### Goal
Tally the lines containing the word "name", and report the tally alone.

### Supplied data
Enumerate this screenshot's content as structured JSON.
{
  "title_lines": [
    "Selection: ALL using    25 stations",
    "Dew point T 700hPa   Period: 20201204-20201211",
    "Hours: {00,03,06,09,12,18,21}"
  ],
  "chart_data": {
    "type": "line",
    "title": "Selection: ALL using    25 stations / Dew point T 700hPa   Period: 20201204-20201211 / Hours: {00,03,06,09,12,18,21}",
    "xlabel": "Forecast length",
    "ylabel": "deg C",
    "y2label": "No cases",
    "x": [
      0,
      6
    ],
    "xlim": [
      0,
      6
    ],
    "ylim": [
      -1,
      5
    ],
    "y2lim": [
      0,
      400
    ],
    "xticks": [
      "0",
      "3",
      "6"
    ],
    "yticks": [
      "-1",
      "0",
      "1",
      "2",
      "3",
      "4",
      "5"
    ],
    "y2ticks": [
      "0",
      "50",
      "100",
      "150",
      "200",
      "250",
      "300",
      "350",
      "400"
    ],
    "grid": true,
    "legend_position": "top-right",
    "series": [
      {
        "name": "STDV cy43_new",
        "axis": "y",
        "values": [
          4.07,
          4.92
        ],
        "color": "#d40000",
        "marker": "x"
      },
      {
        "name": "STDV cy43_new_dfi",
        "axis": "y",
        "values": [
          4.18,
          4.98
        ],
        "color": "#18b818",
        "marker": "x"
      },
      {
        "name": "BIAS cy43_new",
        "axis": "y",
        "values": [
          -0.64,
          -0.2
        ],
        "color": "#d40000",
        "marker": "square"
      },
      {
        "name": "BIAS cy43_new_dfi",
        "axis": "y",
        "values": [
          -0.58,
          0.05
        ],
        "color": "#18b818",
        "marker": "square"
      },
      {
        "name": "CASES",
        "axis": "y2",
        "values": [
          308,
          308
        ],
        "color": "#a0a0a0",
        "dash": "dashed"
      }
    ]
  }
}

### Written response
5